** START Working data **

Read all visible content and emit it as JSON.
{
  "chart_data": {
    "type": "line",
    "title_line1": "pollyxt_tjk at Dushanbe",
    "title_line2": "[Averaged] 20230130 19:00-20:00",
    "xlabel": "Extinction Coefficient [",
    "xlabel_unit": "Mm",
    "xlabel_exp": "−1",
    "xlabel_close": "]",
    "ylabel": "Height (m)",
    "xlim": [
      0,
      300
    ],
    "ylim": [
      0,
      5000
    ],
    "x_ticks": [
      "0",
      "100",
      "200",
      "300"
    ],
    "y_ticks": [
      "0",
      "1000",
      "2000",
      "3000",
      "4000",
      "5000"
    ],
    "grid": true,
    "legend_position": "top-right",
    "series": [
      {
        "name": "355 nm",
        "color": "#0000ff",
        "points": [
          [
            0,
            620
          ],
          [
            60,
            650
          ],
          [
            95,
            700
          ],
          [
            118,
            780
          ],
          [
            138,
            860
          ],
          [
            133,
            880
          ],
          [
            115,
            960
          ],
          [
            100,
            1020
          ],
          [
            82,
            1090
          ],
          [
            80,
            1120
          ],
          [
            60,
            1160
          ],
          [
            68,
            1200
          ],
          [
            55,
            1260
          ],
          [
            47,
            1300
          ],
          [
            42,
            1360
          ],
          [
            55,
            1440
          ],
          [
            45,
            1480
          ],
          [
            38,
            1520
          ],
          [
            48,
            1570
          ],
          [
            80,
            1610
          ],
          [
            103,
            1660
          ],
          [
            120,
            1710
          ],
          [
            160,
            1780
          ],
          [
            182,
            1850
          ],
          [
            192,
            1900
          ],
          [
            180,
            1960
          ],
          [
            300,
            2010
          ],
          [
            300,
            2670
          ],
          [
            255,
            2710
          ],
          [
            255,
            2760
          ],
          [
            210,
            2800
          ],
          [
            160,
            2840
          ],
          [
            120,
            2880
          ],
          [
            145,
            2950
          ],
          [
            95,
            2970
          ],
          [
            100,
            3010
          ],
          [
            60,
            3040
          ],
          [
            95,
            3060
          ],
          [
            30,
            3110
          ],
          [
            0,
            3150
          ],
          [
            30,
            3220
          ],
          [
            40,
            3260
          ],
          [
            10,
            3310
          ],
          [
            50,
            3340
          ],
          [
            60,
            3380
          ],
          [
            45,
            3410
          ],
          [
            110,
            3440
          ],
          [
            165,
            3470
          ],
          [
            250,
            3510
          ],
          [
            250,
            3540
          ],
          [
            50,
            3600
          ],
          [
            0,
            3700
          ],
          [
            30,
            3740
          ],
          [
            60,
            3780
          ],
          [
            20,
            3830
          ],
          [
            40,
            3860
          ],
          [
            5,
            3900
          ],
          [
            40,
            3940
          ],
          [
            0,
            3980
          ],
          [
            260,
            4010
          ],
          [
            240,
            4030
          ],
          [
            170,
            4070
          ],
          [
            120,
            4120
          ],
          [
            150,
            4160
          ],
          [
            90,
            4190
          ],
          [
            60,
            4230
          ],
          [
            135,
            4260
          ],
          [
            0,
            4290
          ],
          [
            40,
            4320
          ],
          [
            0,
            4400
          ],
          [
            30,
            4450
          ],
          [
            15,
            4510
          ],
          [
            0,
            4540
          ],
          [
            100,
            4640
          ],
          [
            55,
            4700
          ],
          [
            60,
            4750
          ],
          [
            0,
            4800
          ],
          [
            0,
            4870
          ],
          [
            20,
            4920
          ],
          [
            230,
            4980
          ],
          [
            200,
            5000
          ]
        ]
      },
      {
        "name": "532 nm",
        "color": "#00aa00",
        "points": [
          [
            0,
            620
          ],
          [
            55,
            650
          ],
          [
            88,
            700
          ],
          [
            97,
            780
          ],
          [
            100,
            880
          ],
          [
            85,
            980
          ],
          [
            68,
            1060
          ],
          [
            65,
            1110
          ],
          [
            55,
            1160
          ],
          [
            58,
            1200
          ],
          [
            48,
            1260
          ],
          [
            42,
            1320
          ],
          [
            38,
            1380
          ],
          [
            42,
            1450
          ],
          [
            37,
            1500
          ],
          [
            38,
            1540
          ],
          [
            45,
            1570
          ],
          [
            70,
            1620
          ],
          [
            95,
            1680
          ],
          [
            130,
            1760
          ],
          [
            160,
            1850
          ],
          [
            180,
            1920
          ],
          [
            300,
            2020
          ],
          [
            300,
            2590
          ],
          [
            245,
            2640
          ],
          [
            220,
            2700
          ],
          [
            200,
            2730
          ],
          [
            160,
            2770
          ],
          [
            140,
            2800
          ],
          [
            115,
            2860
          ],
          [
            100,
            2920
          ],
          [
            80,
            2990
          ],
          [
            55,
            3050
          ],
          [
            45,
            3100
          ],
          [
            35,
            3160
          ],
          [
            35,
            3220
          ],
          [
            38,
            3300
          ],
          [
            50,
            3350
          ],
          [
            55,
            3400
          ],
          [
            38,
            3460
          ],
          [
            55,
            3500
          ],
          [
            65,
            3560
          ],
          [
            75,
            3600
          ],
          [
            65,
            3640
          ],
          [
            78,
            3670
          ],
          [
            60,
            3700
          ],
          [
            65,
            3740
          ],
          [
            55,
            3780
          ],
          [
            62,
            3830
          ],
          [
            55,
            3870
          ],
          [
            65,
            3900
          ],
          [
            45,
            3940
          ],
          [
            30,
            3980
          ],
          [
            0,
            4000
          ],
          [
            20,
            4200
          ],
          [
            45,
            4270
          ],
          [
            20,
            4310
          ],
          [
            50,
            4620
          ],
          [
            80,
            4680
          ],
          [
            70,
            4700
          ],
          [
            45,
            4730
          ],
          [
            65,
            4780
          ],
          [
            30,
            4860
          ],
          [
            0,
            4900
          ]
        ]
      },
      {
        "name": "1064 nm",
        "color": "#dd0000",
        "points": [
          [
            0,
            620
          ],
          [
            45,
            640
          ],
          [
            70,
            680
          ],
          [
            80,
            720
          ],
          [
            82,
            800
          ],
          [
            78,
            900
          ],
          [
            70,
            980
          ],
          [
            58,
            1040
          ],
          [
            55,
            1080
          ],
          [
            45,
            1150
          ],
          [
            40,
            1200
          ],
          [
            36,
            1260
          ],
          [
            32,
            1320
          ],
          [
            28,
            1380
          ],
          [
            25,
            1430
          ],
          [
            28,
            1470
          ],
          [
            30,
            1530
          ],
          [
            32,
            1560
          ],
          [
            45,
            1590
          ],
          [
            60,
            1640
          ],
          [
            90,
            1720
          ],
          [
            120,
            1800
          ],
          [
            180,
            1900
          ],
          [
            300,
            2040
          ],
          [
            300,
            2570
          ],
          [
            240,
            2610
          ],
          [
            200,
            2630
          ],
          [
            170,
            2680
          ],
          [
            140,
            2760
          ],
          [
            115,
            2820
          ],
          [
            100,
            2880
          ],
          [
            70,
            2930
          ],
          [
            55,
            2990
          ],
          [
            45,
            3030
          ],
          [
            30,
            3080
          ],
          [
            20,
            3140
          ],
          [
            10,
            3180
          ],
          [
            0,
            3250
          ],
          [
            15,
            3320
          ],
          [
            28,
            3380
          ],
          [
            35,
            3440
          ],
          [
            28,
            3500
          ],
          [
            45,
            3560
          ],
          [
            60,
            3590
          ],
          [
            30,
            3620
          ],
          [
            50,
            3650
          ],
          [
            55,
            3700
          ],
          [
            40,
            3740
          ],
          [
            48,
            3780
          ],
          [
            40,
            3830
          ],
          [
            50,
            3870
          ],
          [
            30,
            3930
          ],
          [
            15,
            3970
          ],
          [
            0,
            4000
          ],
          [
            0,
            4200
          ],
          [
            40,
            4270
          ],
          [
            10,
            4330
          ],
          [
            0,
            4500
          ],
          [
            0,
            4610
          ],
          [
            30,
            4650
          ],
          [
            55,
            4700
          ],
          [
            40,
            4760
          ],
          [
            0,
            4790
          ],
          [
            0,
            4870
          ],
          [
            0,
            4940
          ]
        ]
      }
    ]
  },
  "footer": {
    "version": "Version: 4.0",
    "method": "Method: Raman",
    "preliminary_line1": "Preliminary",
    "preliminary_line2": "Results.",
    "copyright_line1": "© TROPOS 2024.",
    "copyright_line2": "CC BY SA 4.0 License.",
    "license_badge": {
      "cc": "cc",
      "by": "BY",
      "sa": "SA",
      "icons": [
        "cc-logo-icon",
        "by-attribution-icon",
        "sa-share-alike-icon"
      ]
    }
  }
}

** END Working data **

Prompt :: Filter the listing for the word "color" and copy every line that holds it.

Solution to this problem ::
        "color": "#0000ff",
        "color": "#00aa00",
        "color": "#dd0000",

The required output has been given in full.